Start of Dataset excerpts

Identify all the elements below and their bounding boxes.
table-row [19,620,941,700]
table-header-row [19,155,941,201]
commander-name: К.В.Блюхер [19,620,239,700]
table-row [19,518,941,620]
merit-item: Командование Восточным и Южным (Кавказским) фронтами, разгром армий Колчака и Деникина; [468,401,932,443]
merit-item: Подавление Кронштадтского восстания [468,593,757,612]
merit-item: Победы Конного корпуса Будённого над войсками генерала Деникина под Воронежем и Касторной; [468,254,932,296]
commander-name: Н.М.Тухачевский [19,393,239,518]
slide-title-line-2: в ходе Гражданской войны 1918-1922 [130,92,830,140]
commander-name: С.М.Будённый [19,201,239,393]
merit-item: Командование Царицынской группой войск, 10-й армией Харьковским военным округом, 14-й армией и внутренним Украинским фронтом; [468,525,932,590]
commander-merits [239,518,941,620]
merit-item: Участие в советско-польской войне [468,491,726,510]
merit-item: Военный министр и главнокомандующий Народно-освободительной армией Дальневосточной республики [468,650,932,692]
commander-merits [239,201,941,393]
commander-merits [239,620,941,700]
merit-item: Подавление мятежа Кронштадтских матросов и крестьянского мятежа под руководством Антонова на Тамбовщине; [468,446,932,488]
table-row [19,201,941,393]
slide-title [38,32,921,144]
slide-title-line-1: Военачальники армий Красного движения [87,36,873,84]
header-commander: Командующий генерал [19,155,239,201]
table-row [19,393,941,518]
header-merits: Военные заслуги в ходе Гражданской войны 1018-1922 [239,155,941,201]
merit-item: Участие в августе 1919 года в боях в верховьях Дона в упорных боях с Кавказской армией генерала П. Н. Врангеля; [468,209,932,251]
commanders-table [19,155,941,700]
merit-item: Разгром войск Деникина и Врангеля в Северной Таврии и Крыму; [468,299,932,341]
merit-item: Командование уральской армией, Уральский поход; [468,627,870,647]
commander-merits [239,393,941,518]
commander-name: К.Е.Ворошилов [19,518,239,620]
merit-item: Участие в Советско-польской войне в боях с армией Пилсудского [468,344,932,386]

End of Dataset excerpts

**Written exercise**
Arrange the rows from the first one through the one containing "commander-name: К.Е.Ворошилов [19,518,239,620]" as a numbered list, with blank lines omitted.

**Full answer**
1. Identify all the elements below and their bounding boxes.
2. table-row [19,620,941,700]
3. table-header-row [19,155,941,201]
4. commander-name: К.В.Блюхер [19,620,239,700]
5. table-row [19,518,941,620]
6. merit-item: Командование Восточным и Южным (Кавказским) фронтами, разгром армий Колчака и Деникина; [468,401,932,443]
7. merit-item: Подавление Кронштадтского восстания [468,593,757,612]
8. merit-item: Победы Конного корпуса Будённого над войсками генерала Деникина под Воронежем и Касторной; [468,254,932,296]
9. commander-name: Н.М.Тухачевский [19,393,239,518]
10. slide-title-line-2: в ходе Гражданской войны 1918-1922 [130,92,830,140]
11. commander-name: С.М.Будённый [19,201,239,393]
12. merit-item: Командование Царицынской группой войск, 10-й армией Харьковским военным округом, 14-й армией и внутренним Украинским фронтом; [468,525,932,590]
13. commander-merits [239,518,941,620]
14. merit-item: Участие в советско-польской войне [468,491,726,510]
15. merit-item: Военный министр и главнокомандующий Народно-освободительной армией Дальневосточной республики [468,650,932,692]
16. commander-merits [239,201,941,393]
17. commander-merits [239,620,941,700]
18. merit-item: Подавление мятежа Кронштадтских матросов и крестьянского мятежа под руководством Антонова на Тамбовщине; [468,446,932,488]
19. table-row [19,201,941,393]
20. slide-title [38,32,921,144]
21. slide-title-line-1: Военачальники армий Красного движения [87,36,873,84]
22. header-commander: Командующий генерал [19,155,239,201]
23. table-row [19,393,941,518]
24. header-merits: Военные заслуги в ходе Гражданской войны 1018-1922 [239,155,941,201]
25. merit-item: Участие в августе 1919 года в боях в верховьях Дона в упорных боях с Кавказской армией генерала П. Н. Врангеля; [468,209,932,251]
26. commanders-table [19,155,941,700]
27. merit-item: Разгром войск Деникина и Врангеля в Северной Таврии и Крыму; [468,299,932,341]
28. merit-item: Командование уральской армией, Уральский поход; [468,627,870,647]
29. commander-merits [239,393,941,518]
30. commander-name: К.Е.Ворошилов [19,518,239,620]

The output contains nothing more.